Stated exercise. Out of the lines below, please list those that hold the string "sobre".

Provided data.
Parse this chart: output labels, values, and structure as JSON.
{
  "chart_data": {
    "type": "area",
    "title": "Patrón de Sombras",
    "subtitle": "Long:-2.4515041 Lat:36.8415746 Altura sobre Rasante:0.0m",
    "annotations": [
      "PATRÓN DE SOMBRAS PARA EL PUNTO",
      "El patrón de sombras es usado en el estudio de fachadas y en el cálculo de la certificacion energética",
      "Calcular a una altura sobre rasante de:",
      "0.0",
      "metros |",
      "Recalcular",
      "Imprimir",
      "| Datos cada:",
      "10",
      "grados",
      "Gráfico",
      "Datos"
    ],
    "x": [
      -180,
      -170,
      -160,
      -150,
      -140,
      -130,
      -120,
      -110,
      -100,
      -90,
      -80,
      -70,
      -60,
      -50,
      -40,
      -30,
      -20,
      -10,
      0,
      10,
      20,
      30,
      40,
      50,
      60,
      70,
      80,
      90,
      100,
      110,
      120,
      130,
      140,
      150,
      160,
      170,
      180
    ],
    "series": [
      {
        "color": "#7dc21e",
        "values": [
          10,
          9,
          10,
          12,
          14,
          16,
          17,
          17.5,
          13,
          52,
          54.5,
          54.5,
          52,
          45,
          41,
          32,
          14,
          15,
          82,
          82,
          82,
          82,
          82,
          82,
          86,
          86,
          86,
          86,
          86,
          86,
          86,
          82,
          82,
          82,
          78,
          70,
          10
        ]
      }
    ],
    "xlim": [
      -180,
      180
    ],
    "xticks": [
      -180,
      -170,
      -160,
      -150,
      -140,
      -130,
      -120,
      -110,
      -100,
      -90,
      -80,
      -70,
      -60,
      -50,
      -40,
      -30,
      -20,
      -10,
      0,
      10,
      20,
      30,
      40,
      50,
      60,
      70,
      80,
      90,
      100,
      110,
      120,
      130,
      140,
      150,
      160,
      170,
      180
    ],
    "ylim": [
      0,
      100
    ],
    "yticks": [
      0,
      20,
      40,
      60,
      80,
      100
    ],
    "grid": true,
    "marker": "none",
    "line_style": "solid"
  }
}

Answer.
    "subtitle": "Long:-2.4515041 Lat:36.8415746 Altura sobre Rasante:0.0m",
      "Calcular a una altura sobre rasante de:",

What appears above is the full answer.